What is asked >> Give the number of lines below that contain "تئاتر", with no other output.

□ □ □

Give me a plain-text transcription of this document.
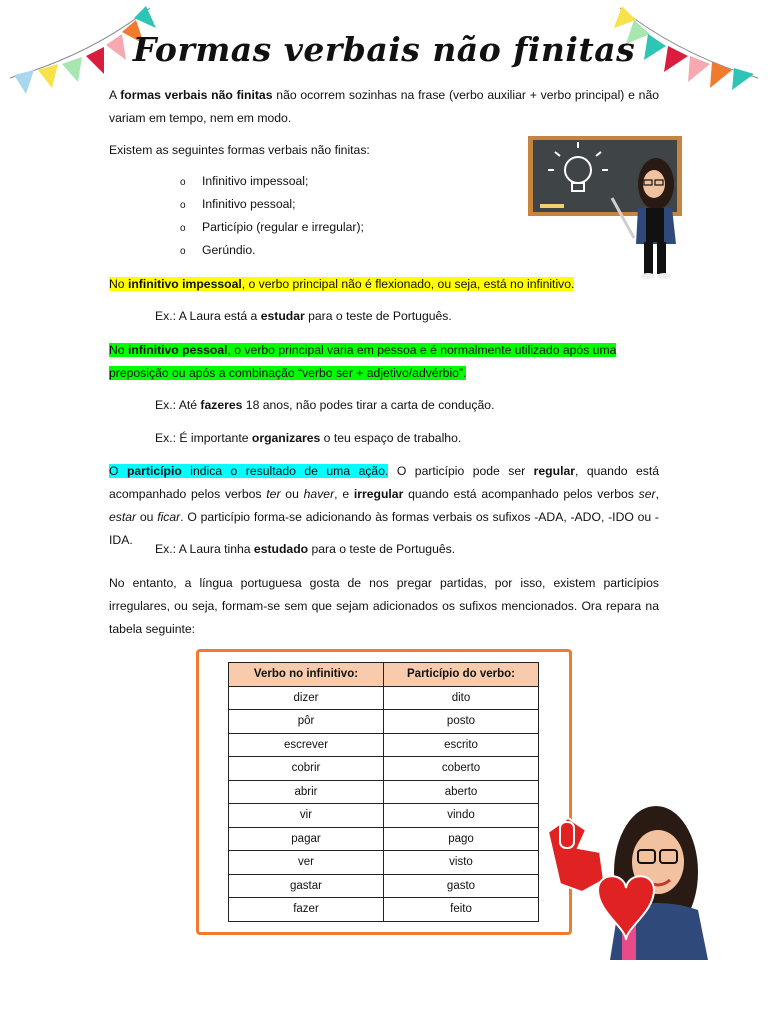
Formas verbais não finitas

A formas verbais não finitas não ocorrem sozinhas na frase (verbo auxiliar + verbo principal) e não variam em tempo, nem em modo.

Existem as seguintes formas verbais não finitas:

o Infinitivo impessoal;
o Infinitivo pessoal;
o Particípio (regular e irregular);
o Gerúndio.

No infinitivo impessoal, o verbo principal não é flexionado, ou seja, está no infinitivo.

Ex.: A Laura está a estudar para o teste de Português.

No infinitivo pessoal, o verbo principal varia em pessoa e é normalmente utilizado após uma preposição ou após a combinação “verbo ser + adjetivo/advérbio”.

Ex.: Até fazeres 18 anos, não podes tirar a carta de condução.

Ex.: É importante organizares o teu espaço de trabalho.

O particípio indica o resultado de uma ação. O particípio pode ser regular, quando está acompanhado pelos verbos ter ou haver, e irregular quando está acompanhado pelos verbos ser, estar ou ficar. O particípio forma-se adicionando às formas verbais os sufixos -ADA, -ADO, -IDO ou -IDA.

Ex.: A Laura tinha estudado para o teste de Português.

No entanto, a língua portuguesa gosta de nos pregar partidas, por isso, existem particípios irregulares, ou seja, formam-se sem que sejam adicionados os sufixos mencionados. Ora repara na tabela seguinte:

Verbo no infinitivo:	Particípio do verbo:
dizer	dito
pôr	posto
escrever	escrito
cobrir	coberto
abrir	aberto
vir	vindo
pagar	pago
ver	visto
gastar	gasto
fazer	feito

□ □ □

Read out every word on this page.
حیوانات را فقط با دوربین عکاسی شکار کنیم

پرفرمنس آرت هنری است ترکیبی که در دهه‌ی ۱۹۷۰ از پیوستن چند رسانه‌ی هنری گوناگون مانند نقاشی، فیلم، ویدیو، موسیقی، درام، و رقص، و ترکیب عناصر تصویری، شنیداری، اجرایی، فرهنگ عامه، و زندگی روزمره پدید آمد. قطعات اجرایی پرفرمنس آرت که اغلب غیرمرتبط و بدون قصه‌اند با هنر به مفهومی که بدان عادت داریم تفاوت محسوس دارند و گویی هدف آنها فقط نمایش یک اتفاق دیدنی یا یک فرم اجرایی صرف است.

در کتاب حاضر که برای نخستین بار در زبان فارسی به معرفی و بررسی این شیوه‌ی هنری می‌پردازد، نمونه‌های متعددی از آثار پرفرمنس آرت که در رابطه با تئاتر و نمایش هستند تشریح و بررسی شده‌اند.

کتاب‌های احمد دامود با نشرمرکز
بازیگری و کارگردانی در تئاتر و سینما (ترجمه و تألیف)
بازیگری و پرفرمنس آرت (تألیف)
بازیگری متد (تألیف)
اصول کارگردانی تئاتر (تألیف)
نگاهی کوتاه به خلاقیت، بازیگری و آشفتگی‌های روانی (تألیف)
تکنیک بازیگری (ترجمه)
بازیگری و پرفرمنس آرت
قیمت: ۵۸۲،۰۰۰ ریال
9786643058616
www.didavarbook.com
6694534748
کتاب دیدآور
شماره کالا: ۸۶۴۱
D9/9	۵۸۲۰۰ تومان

□ □ □

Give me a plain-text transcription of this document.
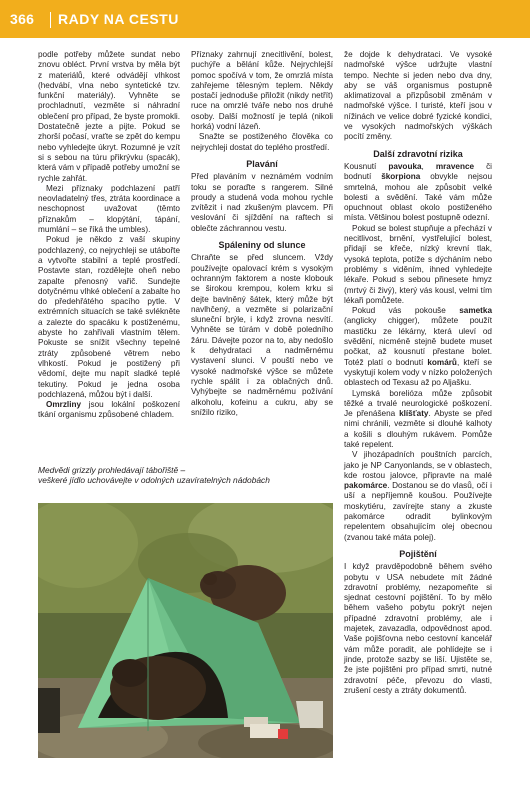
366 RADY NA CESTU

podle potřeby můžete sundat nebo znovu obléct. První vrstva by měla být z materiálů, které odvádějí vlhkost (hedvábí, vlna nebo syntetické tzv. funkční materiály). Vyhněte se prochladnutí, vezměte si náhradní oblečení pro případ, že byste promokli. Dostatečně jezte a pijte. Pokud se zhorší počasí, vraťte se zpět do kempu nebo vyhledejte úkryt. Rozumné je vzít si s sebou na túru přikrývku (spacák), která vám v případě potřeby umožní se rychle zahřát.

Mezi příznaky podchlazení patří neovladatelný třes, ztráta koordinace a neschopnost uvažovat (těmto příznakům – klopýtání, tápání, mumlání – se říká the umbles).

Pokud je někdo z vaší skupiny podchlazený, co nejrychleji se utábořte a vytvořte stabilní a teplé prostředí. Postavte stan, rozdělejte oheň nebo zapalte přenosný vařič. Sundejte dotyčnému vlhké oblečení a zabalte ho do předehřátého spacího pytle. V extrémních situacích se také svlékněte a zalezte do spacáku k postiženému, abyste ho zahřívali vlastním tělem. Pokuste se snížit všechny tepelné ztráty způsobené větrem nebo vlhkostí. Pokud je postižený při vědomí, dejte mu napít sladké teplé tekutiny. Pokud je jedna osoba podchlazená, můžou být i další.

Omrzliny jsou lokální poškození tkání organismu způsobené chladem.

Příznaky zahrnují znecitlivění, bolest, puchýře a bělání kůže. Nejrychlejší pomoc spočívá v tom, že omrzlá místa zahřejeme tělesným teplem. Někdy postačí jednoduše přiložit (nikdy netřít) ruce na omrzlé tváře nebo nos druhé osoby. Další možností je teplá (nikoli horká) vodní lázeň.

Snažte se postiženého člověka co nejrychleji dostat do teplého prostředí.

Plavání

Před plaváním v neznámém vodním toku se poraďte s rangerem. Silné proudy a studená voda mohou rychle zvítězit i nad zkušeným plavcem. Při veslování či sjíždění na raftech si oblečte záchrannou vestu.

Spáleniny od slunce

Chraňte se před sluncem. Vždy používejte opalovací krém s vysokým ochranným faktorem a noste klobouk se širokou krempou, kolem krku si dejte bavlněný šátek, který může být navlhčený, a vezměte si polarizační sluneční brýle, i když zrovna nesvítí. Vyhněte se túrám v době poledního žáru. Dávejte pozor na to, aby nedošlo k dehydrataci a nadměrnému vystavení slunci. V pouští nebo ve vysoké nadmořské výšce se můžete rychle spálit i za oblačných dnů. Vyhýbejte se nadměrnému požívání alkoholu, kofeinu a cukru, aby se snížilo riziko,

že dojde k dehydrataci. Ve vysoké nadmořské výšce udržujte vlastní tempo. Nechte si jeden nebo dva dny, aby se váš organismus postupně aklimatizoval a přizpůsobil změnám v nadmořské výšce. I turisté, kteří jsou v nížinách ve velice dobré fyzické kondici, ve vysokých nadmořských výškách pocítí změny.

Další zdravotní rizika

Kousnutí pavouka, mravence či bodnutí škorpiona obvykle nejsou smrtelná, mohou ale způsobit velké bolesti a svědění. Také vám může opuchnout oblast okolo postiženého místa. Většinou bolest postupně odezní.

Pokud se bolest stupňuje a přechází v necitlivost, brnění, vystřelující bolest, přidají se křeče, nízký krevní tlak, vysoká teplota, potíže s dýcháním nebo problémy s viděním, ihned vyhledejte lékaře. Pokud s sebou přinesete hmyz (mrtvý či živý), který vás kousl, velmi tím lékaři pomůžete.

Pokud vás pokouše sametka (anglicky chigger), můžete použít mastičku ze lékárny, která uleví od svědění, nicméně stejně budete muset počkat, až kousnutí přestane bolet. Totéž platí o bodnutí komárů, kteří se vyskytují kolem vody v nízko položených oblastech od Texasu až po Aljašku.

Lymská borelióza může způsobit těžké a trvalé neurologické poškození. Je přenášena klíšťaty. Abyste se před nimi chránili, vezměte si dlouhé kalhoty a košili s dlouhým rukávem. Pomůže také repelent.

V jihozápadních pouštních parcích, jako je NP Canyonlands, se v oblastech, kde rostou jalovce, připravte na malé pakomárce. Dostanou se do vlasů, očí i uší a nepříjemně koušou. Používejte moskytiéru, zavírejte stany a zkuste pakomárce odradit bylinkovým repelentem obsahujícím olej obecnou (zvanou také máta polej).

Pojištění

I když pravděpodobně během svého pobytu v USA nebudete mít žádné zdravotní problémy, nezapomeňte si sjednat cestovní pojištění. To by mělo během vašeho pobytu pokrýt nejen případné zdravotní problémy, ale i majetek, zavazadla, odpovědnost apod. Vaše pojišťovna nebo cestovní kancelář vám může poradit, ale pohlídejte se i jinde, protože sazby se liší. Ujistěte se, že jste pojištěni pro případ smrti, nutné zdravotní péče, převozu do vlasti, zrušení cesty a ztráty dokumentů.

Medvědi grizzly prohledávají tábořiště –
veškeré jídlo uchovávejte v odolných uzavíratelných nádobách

□ □ □

Result of the task >> 3